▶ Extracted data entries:
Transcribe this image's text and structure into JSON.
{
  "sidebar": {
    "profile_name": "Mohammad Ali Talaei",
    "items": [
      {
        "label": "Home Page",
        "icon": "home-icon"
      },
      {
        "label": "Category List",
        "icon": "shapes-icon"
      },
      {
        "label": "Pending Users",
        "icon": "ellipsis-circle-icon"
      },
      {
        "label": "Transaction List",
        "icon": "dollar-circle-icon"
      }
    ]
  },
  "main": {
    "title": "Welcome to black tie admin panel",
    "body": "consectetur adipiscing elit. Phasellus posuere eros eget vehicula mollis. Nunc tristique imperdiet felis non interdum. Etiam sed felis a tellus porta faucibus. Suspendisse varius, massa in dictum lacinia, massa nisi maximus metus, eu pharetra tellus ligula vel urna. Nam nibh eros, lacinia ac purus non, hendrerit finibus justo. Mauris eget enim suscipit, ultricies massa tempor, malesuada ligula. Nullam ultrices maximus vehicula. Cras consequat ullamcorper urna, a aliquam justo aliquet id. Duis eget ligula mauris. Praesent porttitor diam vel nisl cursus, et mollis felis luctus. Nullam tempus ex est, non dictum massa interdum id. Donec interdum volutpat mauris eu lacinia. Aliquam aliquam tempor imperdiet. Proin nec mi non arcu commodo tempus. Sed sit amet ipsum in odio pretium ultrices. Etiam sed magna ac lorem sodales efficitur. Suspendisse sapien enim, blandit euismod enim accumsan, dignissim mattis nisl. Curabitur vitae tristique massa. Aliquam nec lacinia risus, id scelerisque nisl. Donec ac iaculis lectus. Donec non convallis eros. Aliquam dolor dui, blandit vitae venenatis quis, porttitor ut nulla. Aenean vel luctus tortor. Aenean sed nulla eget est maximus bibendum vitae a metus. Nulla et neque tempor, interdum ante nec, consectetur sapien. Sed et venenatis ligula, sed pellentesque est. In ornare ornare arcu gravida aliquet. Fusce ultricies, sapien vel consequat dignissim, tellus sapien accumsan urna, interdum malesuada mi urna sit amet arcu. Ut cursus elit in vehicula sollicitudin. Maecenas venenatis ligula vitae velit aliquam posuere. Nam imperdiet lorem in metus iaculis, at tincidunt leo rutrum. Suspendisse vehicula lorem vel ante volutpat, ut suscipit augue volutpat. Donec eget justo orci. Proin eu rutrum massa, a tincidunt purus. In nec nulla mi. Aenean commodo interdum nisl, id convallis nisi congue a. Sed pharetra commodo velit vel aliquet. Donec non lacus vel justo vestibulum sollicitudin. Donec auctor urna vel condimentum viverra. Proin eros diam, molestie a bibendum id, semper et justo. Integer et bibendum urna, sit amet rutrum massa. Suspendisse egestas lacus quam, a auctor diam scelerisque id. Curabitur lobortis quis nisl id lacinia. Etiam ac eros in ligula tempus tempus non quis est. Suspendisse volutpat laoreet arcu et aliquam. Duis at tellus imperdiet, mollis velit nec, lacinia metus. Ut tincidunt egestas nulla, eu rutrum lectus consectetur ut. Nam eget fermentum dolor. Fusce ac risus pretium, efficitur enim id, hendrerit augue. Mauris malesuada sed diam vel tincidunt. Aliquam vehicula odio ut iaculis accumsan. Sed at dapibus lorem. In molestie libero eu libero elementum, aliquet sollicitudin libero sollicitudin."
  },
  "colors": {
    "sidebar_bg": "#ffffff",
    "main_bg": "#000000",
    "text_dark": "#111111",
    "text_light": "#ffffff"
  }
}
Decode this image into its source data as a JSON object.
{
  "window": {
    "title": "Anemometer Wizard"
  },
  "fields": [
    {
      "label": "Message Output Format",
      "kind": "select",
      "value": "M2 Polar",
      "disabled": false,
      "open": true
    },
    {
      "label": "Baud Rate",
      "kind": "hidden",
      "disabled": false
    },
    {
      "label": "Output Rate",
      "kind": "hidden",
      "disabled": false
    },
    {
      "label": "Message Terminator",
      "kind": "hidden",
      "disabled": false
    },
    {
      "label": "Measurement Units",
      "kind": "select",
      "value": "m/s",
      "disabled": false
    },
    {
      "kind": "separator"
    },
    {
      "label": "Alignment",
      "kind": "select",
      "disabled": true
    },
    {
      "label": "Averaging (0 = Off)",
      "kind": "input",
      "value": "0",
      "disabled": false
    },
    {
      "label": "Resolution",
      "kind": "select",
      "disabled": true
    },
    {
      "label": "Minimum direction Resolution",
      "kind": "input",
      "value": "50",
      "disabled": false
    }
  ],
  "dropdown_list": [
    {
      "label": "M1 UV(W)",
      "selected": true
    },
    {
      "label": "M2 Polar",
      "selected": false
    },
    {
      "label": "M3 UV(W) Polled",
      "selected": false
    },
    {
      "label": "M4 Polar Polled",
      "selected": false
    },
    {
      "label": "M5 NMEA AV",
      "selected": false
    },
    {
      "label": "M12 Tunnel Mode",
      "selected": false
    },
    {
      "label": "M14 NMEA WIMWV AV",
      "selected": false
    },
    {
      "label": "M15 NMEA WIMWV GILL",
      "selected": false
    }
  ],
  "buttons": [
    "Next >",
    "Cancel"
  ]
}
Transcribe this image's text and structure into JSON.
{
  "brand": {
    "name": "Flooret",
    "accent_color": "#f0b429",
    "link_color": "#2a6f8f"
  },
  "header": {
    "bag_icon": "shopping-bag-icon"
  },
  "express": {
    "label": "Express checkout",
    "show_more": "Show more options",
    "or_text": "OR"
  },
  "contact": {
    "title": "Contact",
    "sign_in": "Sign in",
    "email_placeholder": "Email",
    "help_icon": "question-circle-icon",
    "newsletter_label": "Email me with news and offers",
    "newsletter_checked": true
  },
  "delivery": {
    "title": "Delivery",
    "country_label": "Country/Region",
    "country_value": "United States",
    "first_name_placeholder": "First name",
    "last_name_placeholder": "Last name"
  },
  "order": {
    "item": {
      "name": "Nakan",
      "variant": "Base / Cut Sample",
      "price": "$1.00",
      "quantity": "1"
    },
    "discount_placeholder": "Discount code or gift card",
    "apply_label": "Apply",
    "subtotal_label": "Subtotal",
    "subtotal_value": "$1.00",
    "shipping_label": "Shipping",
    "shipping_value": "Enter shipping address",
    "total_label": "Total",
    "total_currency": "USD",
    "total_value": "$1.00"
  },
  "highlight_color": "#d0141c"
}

▶ Instructions for the task:
Say how many lines hold the word "true", giving the number and nothing else.

▶ Written answer:
5